◆ **PROMPT**:
Among the entries below, count the lines that contain the word "Read". Write down only the total.

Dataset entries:
※

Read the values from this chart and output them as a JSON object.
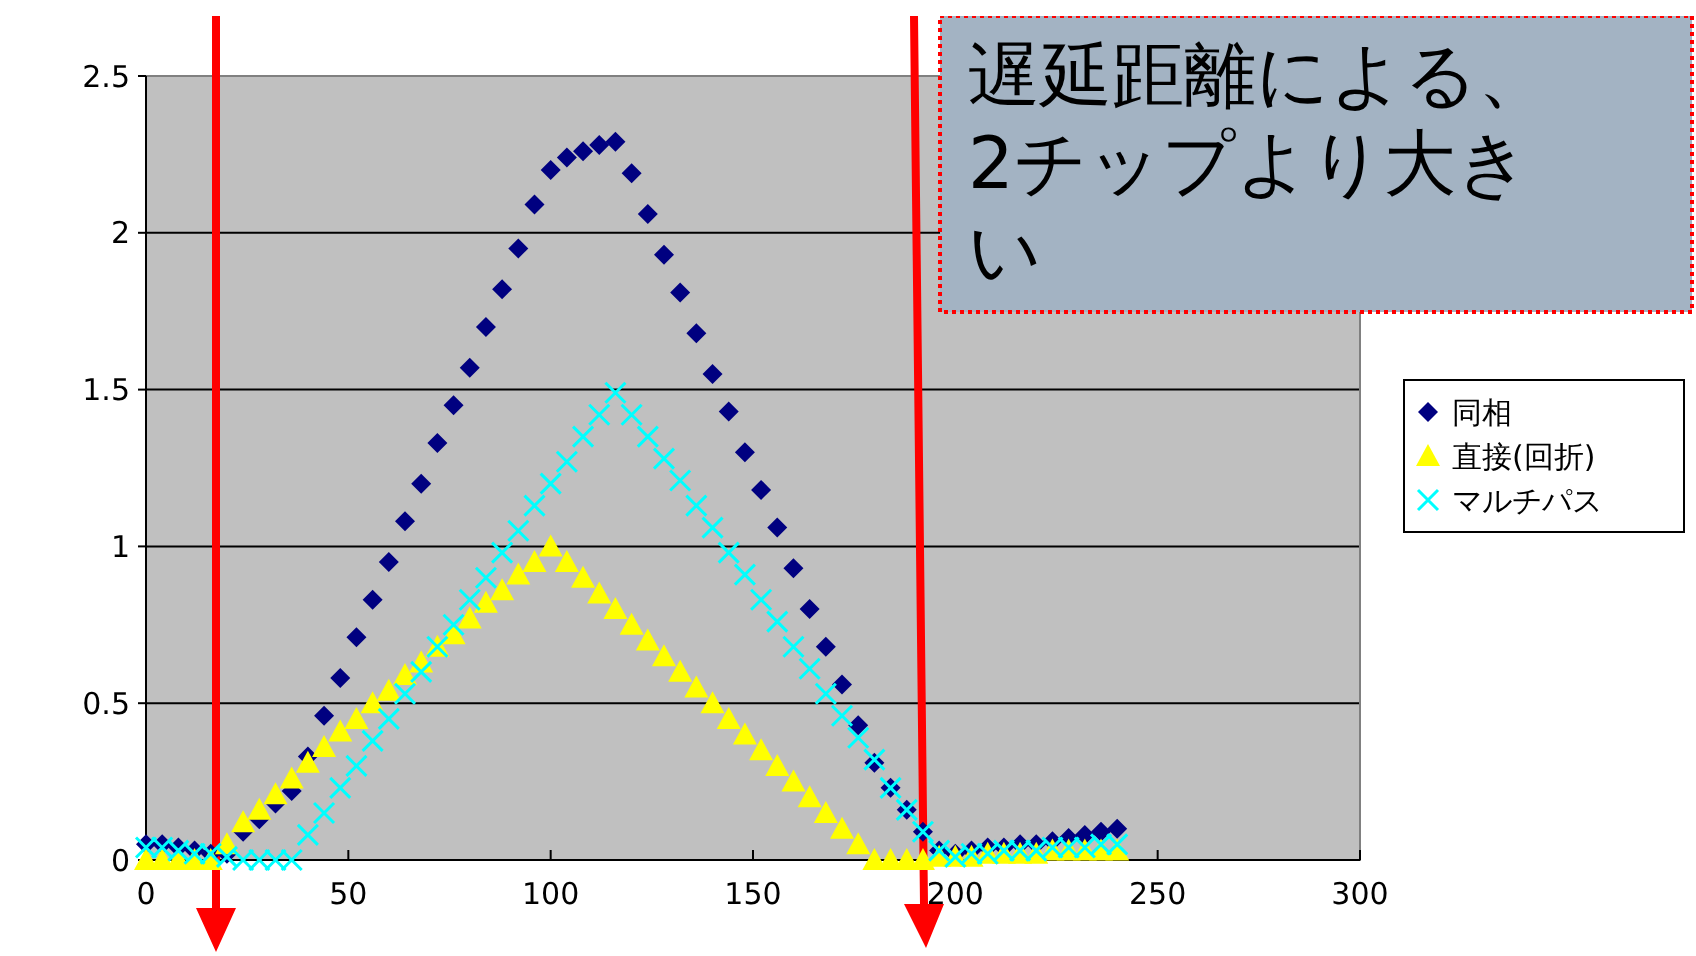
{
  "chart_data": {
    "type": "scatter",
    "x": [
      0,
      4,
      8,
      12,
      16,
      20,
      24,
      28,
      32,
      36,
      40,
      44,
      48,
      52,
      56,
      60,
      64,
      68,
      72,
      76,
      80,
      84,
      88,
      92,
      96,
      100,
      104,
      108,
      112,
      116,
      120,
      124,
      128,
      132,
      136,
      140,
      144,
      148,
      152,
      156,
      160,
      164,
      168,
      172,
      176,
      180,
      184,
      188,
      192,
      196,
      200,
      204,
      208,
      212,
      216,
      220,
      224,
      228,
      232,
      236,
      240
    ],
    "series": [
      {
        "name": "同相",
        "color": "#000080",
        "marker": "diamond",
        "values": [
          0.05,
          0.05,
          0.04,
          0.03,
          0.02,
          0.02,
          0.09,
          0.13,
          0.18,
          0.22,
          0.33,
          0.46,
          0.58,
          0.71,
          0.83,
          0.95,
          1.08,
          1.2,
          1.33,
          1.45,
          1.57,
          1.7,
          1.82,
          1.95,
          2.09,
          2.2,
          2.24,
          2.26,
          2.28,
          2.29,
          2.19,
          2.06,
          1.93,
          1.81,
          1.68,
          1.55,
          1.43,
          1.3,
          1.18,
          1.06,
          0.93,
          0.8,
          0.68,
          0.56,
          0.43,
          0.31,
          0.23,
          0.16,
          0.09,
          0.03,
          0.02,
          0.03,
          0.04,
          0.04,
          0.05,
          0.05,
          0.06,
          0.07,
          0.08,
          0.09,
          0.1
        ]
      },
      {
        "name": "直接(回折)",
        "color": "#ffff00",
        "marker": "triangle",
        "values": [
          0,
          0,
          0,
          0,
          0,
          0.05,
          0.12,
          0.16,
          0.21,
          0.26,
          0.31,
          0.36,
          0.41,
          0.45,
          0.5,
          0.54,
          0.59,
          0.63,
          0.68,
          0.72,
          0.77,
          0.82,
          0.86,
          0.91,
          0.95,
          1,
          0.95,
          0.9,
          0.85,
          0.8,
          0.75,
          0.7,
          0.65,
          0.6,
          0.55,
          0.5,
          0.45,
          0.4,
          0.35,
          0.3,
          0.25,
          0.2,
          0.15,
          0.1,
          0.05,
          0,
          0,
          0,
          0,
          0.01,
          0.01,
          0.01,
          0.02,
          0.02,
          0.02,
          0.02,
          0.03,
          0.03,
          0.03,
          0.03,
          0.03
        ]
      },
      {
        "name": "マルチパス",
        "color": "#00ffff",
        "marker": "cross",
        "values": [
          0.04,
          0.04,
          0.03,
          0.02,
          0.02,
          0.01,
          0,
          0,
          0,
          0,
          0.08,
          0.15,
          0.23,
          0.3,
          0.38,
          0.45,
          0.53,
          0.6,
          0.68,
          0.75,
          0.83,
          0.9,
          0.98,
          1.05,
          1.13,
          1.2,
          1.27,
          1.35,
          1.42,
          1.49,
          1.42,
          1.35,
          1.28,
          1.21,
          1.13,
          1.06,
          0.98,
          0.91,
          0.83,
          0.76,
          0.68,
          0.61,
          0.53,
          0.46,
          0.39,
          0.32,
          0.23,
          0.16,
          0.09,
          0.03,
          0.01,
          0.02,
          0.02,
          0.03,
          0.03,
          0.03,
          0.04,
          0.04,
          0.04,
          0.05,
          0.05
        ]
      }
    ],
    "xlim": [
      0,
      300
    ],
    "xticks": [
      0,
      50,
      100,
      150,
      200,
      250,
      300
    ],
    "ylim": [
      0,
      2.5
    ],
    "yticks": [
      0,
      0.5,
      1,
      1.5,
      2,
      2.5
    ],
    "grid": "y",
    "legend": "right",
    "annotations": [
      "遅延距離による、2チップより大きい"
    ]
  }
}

※

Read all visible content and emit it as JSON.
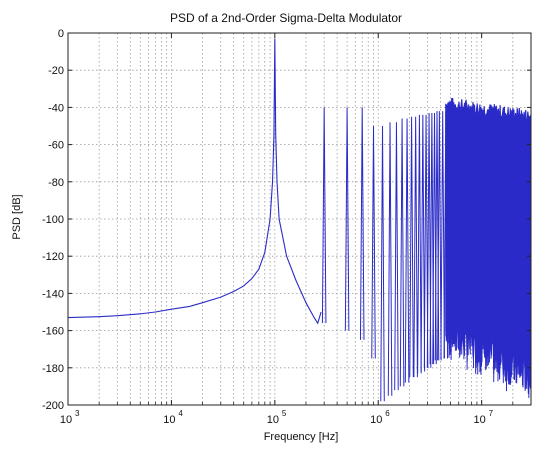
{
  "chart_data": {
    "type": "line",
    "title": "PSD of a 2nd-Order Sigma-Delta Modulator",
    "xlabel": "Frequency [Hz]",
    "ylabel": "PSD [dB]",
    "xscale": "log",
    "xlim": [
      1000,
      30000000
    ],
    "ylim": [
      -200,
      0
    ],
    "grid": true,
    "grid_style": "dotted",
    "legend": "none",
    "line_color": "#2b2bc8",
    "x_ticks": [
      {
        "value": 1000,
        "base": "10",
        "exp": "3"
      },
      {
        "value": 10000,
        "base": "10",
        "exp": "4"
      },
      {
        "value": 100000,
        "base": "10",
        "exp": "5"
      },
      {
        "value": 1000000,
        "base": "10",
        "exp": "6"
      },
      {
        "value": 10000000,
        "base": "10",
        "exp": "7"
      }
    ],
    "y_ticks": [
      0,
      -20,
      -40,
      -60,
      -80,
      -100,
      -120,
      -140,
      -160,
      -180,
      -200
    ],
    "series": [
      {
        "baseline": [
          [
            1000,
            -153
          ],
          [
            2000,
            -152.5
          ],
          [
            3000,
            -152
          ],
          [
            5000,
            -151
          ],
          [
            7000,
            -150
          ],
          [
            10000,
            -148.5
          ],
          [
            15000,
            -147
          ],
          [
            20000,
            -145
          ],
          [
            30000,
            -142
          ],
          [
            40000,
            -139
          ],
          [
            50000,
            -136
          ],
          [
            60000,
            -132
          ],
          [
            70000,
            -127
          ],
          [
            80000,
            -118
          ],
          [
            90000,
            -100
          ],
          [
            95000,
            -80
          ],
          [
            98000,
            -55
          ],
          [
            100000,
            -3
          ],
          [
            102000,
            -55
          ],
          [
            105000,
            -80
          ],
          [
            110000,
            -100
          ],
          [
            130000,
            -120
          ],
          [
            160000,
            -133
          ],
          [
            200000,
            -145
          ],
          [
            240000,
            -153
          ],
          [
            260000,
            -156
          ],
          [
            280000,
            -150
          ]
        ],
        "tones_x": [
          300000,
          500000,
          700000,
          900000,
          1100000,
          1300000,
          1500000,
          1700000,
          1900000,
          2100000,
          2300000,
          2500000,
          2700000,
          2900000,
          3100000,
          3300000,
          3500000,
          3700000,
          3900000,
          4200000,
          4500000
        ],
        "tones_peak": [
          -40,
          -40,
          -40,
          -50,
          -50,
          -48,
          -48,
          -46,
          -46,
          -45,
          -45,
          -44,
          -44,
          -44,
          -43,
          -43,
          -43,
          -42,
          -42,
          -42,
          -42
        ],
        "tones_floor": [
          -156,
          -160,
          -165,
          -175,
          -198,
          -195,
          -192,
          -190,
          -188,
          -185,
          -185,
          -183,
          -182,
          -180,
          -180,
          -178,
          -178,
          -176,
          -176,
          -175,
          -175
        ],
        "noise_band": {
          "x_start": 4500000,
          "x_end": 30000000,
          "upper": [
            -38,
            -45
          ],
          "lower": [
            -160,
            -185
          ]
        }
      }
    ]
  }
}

※

◆ **OUTPUT OF THE TASK**:
2